-- Start Data extract --

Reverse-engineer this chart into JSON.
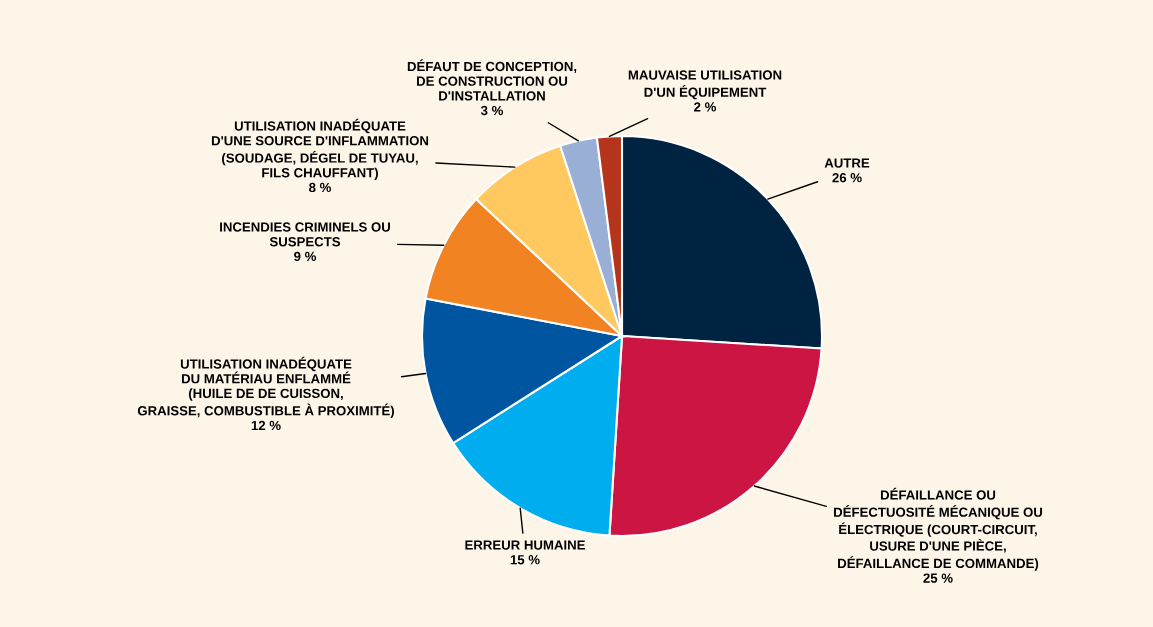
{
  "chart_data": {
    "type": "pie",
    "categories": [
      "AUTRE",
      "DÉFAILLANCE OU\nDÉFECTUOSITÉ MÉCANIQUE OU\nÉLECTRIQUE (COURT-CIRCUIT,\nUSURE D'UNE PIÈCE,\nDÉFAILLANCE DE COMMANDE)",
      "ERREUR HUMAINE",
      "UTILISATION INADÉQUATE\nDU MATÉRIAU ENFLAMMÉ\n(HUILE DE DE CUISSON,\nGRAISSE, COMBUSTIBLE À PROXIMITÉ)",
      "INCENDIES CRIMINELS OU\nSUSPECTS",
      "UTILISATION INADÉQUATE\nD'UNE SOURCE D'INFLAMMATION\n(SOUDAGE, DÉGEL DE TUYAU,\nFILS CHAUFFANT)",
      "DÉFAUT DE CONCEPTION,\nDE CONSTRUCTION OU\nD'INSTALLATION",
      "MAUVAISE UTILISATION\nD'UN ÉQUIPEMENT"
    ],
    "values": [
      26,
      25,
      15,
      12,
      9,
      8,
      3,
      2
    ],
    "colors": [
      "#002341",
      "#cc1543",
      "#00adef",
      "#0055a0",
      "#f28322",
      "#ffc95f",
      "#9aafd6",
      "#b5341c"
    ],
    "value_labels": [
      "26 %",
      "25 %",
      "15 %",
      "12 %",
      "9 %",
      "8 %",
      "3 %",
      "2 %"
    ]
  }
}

-- End Data extract --
-- Start Data extract --

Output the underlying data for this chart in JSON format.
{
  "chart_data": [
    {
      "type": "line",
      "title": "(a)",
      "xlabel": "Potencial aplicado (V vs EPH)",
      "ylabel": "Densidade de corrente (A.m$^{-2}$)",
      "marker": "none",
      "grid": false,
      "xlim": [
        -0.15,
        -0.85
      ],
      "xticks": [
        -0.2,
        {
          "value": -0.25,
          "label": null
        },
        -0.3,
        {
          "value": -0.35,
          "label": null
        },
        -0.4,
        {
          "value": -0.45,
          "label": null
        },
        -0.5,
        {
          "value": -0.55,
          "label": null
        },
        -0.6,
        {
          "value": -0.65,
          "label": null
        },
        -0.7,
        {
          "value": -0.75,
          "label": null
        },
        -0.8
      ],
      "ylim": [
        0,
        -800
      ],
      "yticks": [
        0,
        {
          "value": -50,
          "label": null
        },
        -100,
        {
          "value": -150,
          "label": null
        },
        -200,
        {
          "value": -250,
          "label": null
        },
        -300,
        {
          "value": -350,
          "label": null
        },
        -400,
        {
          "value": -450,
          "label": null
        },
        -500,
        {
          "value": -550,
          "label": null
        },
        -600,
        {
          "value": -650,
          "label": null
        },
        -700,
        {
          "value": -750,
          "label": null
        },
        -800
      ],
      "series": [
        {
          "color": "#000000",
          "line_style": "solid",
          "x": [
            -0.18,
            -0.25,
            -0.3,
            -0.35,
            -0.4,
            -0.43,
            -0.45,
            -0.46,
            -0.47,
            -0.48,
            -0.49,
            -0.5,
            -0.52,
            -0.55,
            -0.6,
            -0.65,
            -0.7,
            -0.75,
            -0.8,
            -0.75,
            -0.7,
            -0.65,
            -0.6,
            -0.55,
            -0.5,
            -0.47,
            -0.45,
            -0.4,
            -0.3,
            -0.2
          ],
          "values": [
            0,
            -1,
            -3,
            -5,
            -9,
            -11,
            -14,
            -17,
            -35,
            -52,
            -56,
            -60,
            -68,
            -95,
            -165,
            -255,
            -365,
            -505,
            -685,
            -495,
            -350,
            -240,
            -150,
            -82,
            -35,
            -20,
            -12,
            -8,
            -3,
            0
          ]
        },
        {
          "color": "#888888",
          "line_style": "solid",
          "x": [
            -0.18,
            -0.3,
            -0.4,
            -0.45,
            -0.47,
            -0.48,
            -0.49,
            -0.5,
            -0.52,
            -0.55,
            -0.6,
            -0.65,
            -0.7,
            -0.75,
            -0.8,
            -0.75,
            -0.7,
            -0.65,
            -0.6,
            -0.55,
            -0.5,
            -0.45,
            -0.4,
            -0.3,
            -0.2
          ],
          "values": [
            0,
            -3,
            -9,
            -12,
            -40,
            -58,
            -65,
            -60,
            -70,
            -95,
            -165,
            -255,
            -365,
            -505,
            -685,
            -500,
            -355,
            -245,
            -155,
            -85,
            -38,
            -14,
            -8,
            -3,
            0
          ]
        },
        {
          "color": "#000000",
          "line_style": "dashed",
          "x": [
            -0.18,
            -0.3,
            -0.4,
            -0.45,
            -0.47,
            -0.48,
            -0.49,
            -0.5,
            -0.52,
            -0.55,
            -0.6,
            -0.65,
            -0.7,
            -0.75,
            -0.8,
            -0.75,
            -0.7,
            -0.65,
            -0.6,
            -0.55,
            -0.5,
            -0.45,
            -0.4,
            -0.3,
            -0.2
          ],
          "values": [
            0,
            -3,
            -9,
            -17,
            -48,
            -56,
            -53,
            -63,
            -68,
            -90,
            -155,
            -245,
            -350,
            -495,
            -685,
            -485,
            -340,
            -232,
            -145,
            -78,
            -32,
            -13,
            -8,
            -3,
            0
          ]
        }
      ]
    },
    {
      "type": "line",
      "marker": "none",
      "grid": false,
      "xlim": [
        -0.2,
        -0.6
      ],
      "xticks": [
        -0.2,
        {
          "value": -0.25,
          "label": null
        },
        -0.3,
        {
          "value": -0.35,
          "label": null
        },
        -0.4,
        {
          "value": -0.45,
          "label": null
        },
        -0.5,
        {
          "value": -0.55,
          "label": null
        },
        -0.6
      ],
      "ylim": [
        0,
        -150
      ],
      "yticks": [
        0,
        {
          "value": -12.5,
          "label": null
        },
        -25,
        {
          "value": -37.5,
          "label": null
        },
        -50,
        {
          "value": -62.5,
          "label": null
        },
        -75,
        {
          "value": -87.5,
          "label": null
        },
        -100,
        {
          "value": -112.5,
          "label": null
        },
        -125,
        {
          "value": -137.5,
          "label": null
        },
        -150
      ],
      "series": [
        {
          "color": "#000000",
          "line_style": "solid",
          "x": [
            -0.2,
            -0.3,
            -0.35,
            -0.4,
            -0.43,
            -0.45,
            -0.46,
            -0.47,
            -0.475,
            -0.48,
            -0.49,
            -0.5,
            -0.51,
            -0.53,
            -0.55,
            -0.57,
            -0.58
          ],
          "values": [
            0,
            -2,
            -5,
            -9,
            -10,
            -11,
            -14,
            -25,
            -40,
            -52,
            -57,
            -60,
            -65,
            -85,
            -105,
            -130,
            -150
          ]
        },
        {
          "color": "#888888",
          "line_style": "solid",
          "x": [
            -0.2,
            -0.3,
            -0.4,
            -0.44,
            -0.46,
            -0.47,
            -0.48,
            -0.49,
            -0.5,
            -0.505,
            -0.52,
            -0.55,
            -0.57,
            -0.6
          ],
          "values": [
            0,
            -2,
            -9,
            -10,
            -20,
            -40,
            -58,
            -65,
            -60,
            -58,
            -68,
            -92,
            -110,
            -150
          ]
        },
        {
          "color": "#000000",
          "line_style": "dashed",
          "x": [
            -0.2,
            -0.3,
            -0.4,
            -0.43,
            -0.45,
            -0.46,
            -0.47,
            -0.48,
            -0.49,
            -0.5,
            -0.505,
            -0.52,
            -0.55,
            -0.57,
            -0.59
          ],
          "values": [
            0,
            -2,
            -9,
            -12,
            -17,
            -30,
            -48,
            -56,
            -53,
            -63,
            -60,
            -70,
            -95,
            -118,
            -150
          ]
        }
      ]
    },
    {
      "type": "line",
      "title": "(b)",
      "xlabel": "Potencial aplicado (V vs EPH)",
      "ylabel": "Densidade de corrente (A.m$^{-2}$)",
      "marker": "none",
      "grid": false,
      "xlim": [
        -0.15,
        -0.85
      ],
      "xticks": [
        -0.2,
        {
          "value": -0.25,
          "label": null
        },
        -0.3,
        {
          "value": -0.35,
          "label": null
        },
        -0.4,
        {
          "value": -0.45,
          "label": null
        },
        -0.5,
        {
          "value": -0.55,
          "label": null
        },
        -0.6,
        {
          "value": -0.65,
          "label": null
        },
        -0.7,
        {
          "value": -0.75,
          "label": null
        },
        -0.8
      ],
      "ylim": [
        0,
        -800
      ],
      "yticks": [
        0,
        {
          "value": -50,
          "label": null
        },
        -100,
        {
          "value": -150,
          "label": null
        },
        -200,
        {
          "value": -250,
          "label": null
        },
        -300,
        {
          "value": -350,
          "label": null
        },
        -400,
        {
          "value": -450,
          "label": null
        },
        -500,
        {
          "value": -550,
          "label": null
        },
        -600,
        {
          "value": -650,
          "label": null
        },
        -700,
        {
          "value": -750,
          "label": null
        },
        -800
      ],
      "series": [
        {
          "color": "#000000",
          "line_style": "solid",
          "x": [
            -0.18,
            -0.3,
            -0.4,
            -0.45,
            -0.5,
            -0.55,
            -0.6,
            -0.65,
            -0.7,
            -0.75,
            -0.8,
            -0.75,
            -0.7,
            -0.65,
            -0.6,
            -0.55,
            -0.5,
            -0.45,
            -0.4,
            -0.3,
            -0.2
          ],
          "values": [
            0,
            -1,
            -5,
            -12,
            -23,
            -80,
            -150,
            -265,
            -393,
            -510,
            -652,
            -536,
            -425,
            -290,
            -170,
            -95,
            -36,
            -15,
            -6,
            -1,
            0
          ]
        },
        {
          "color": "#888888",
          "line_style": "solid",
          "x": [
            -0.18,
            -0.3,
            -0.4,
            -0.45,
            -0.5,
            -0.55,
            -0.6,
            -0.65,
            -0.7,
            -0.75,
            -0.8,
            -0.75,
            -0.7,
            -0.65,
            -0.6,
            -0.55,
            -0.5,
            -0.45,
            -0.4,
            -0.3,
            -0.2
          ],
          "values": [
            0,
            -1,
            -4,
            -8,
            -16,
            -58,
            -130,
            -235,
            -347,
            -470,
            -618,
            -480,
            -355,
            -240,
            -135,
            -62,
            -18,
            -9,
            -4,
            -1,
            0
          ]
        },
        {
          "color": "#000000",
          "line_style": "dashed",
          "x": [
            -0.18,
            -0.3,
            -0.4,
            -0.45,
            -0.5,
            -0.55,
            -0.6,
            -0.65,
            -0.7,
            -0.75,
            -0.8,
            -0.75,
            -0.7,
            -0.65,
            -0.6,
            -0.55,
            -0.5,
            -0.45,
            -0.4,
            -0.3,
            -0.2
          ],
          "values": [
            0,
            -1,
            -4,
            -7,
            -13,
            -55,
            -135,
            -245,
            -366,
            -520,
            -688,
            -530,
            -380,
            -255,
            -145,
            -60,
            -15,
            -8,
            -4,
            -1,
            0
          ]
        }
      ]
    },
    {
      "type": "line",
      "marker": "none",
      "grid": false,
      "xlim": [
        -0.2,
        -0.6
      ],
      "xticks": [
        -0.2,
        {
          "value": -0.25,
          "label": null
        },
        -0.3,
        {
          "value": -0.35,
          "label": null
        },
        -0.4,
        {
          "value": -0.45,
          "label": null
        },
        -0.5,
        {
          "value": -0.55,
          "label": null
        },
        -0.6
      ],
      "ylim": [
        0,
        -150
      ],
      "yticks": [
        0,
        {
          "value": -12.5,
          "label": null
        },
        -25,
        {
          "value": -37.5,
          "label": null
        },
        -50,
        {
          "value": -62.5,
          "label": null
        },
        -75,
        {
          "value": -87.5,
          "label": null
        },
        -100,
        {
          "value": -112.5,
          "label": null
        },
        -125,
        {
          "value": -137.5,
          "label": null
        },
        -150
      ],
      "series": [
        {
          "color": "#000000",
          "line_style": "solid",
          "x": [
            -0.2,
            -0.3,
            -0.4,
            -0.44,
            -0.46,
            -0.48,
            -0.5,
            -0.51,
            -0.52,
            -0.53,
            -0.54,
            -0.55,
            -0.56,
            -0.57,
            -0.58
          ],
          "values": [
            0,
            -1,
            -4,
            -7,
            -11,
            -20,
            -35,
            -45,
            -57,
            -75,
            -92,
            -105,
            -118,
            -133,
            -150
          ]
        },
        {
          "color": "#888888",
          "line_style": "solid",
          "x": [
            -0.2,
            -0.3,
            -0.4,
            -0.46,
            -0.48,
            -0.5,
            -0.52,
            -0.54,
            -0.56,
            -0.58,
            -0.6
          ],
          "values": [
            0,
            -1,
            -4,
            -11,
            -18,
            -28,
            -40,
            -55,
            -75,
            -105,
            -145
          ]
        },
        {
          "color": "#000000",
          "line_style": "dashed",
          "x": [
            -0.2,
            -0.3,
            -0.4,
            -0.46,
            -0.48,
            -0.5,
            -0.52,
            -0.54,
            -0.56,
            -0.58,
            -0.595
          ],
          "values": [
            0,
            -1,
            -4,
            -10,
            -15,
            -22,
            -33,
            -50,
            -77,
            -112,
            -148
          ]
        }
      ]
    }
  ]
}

-- End Data extract --

▶ _Request_
List every line above that contains the word "JSON".

▶ _Complete output_
Reverse-engineer this chart into JSON.
Output the underlying data for this chart in JSON format.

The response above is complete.